§ **Requirement**
Every entry below should be transcribed exactly; pictures stay out of the copy.
────────────────────
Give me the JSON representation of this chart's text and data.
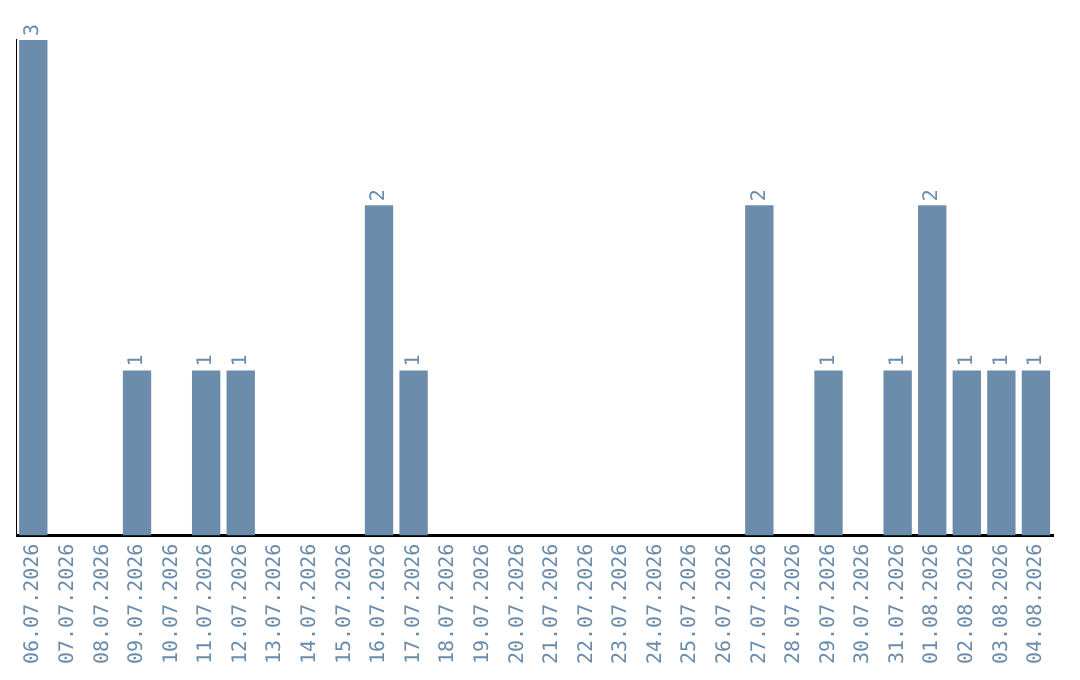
{
  "chart_data": {
    "type": "bar",
    "categories": [
      "06.07.2026",
      "07.07.2026",
      "08.07.2026",
      "09.07.2026",
      "10.07.2026",
      "11.07.2026",
      "12.07.2026",
      "13.07.2026",
      "14.07.2026",
      "15.07.2026",
      "16.07.2026",
      "17.07.2026",
      "18.07.2026",
      "19.07.2026",
      "20.07.2026",
      "21.07.2026",
      "22.07.2026",
      "23.07.2026",
      "24.07.2026",
      "25.07.2026",
      "26.07.2026",
      "27.07.2026",
      "28.07.2026",
      "29.07.2026",
      "30.07.2026",
      "31.07.2026",
      "01.08.2026",
      "02.08.2026",
      "03.08.2026",
      "04.08.2026"
    ],
    "values": [
      3,
      0,
      0,
      1,
      0,
      1,
      1,
      0,
      0,
      0,
      2,
      1,
      0,
      0,
      0,
      0,
      0,
      0,
      0,
      0,
      0,
      2,
      0,
      1,
      0,
      1,
      2,
      1,
      1,
      1
    ],
    "value_labels": [
      "3",
      null,
      null,
      "1",
      null,
      "1",
      "1",
      null,
      null,
      null,
      "2",
      "1",
      null,
      null,
      null,
      null,
      null,
      null,
      null,
      null,
      null,
      "2",
      null,
      "1",
      null,
      "1",
      "2",
      "1",
      "1",
      "1"
    ],
    "color": "#6b8cab",
    "grid": false,
    "legend": false
  }
}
────────────────────
§ **Exercise solution**
Give me the JSON representation of this chart's text and data.
{
  "chart_data": {
    "type": "bar",
    "categories": [
      "06.07.2026",
      "07.07.2026",
      "08.07.2026",
      "09.07.2026",
      "10.07.2026",
      "11.07.2026",
      "12.07.2026",
      "13.07.2026",
      "14.07.2026",
      "15.07.2026",
      "16.07.2026",
      "17.07.2026",
      "18.07.2026",
      "19.07.2026",
      "20.07.2026",
      "21.07.2026",
      "22.07.2026",
      "23.07.2026",
      "24.07.2026",
      "25.07.2026",
      "26.07.2026",
      "27.07.2026",
      "28.07.2026",
      "29.07.2026",
      "30.07.2026",
      "31.07.2026",
      "01.08.2026",
      "02.08.2026",
      "03.08.2026",
      "04.08.2026"
    ],
    "values": [
      3,
      0,
      0,
      1,
      0,
      1,
      1,
      0,
      0,
      0,
      2,
      1,
      0,
      0,
      0,
      0,
      0,
      0,
      0,
      0,
      0,
      2,
      0,
      1,
      0,
      1,
      2,
      1,
      1,
      1
    ],
    "value_labels": [
      "3",
      null,
      null,
      "1",
      null,
      "1",
      "1",
      null,
      null,
      null,
      "2",
      "1",
      null,
      null,
      null,
      null,
      null,
      null,
      null,
      null,
      null,
      "2",
      null,
      "1",
      null,
      "1",
      "2",
      "1",
      "1",
      "1"
    ],
    "color": "#6b8cab",
    "grid": false,
    "legend": false
  }
}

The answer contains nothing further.